### Material
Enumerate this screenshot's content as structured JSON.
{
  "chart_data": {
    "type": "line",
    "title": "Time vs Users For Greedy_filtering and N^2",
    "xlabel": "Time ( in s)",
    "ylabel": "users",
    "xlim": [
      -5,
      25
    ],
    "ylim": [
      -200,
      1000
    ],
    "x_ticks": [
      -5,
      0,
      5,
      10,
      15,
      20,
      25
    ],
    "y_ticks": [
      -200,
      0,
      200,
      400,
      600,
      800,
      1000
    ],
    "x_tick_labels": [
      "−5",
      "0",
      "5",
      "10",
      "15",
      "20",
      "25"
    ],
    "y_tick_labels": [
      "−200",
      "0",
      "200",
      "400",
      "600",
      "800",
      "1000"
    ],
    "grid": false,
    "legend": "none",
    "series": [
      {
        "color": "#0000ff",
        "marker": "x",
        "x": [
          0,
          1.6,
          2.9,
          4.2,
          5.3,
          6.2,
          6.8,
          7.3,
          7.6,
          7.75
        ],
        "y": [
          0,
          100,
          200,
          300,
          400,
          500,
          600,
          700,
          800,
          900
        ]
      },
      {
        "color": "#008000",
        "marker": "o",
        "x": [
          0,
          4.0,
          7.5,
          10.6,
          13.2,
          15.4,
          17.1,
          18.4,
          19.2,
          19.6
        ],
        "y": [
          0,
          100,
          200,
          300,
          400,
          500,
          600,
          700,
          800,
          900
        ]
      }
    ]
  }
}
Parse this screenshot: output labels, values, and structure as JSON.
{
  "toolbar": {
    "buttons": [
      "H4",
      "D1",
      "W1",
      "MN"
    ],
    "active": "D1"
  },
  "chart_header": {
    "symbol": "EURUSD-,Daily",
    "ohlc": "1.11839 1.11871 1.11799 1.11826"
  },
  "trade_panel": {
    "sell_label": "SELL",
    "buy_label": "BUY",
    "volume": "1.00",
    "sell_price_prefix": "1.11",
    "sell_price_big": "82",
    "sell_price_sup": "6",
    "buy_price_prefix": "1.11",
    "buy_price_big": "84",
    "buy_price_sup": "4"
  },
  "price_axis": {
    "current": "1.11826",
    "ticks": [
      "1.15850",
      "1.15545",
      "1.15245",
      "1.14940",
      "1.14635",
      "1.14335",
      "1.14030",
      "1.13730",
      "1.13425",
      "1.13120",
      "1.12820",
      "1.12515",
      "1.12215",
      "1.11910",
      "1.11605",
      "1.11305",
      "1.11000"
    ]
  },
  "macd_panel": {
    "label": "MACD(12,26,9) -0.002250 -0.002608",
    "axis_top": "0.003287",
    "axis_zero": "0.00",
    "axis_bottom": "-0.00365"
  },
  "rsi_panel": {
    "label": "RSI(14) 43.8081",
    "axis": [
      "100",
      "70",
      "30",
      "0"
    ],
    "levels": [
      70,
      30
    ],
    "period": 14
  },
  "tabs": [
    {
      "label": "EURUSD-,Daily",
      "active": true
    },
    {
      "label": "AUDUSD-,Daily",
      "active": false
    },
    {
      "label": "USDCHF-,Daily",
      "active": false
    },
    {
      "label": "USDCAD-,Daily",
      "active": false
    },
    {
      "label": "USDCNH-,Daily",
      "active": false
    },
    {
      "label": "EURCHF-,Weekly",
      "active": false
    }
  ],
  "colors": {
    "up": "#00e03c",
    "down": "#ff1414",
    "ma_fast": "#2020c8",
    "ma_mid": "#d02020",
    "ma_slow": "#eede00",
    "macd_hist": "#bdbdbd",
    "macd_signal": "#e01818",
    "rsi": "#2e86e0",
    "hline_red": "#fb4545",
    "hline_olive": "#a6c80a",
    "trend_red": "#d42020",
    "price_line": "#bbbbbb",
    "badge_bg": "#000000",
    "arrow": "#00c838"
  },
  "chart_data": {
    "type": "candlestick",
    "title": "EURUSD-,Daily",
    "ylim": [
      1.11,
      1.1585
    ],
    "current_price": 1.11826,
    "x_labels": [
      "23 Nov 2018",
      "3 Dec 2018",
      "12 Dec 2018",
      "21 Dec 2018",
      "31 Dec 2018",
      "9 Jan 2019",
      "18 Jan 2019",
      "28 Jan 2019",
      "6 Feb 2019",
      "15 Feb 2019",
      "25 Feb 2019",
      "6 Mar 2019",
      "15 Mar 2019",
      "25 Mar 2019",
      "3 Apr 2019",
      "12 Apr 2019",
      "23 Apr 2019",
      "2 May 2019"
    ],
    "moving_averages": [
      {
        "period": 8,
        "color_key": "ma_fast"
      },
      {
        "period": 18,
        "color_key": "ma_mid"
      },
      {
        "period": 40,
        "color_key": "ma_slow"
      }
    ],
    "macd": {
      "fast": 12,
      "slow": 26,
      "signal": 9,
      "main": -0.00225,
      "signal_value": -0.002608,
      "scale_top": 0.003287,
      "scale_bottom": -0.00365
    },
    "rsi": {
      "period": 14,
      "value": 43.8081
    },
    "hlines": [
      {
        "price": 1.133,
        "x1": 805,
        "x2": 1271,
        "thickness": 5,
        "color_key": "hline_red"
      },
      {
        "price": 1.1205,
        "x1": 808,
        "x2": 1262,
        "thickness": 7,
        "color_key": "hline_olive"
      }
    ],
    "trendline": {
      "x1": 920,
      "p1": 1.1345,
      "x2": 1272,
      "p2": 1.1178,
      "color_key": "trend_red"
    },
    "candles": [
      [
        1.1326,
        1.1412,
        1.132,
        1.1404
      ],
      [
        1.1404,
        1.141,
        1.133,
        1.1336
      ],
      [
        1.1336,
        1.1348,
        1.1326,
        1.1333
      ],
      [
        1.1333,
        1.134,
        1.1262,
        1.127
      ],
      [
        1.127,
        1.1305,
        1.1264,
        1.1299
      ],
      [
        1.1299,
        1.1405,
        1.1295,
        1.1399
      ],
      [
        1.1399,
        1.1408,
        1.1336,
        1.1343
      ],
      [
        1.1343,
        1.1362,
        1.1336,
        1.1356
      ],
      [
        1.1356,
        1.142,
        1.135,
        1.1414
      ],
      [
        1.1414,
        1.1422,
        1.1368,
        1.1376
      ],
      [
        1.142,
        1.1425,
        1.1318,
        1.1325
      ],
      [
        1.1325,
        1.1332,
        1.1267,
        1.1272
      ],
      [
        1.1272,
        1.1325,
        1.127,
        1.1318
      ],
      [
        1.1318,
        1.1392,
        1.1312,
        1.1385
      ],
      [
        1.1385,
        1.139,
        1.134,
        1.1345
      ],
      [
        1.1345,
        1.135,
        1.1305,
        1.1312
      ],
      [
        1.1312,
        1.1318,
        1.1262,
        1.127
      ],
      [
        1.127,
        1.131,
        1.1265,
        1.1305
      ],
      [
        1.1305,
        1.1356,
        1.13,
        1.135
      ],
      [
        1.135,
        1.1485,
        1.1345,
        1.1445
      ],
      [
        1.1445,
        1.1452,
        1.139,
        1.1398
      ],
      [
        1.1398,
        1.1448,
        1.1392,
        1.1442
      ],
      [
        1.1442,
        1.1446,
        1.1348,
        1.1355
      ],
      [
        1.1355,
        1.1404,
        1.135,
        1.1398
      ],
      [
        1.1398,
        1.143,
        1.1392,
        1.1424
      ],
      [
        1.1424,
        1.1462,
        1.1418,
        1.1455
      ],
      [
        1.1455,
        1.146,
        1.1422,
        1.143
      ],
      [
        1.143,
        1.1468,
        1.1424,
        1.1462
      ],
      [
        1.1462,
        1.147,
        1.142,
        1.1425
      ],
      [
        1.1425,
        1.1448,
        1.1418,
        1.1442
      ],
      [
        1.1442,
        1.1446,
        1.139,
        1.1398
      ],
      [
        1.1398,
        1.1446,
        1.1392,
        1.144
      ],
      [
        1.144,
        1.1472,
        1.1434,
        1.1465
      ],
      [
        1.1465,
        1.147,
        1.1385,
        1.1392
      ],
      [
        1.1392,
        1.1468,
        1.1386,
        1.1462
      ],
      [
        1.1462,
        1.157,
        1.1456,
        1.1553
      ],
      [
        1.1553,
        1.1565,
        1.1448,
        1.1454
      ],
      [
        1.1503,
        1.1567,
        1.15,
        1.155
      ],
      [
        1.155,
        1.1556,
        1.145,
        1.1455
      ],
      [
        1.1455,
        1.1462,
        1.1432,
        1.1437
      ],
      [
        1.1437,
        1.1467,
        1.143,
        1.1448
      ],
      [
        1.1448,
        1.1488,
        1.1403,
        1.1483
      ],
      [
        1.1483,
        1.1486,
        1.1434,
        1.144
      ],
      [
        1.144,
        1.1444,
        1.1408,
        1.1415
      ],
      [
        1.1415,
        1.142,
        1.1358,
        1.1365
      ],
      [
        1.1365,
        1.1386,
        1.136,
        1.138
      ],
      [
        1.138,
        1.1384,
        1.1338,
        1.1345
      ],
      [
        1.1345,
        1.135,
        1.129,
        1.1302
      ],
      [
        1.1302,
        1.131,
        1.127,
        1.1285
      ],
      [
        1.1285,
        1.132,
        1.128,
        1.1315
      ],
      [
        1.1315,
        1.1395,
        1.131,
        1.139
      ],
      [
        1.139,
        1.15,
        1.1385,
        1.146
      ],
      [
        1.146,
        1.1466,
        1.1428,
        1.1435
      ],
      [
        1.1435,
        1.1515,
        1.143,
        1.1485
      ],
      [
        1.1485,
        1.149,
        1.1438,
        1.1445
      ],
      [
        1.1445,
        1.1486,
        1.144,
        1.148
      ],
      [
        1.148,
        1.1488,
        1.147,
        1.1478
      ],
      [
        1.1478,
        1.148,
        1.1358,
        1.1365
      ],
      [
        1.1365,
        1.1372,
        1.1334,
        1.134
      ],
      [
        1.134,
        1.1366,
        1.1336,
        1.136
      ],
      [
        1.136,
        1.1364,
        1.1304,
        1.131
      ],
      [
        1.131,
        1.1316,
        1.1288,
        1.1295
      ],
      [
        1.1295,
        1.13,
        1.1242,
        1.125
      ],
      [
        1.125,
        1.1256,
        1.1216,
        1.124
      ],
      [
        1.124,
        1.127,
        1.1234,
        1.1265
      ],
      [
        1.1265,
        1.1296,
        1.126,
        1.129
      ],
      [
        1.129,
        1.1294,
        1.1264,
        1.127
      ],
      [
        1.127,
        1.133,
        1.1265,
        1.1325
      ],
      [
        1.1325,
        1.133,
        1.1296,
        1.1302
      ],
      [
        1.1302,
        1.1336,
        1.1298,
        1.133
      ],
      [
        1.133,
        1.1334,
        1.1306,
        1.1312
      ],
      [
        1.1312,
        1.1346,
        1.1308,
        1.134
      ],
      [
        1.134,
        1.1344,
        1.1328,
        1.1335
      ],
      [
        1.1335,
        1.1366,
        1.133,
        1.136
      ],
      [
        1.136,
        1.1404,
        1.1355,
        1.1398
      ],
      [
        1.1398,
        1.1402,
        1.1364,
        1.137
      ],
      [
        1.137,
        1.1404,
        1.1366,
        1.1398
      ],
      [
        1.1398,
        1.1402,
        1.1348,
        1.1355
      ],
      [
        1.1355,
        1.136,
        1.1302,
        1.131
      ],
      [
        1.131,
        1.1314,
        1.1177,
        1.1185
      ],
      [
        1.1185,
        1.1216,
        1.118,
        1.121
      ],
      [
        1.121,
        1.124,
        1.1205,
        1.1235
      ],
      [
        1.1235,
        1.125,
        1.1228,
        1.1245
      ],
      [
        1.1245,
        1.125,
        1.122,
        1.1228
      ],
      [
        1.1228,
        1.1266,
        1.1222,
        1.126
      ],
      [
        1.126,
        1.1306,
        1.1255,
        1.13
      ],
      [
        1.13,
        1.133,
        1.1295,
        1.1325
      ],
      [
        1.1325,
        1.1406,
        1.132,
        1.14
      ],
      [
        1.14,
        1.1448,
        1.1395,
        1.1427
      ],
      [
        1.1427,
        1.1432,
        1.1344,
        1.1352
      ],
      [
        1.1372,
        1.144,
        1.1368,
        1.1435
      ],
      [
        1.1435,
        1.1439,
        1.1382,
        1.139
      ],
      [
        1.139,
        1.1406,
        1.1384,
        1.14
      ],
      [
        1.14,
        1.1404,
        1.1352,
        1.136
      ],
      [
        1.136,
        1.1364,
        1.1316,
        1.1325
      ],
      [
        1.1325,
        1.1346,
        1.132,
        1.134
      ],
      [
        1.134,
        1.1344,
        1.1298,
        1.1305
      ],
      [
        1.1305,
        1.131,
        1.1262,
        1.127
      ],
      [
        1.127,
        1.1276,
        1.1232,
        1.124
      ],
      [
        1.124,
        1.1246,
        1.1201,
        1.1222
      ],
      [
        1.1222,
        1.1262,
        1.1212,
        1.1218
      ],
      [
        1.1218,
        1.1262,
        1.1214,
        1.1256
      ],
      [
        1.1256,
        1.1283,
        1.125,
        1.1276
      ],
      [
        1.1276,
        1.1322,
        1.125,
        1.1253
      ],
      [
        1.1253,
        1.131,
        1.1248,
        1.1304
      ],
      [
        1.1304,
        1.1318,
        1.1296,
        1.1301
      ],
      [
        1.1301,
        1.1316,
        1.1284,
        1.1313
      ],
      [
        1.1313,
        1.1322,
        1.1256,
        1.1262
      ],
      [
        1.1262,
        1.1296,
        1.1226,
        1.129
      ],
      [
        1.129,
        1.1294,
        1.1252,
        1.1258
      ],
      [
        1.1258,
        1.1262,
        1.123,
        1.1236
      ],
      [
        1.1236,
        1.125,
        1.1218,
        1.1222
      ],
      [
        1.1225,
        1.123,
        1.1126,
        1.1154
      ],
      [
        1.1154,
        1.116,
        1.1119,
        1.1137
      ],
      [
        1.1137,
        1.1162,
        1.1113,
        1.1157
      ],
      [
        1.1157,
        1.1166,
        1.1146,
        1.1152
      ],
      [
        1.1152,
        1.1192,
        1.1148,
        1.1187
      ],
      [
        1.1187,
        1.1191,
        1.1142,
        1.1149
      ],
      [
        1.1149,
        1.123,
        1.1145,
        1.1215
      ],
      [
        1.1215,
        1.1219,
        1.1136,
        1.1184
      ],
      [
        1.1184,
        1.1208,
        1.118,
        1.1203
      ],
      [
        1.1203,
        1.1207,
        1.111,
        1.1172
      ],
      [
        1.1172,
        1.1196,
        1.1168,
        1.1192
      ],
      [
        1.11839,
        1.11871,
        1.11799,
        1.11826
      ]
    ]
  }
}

### Task directions
Return each line of the listing that holds the string "title".

### The output
    "title": "Time vs Users For Greedy_filtering and N^2",
    "title": "EURUSD-,Daily",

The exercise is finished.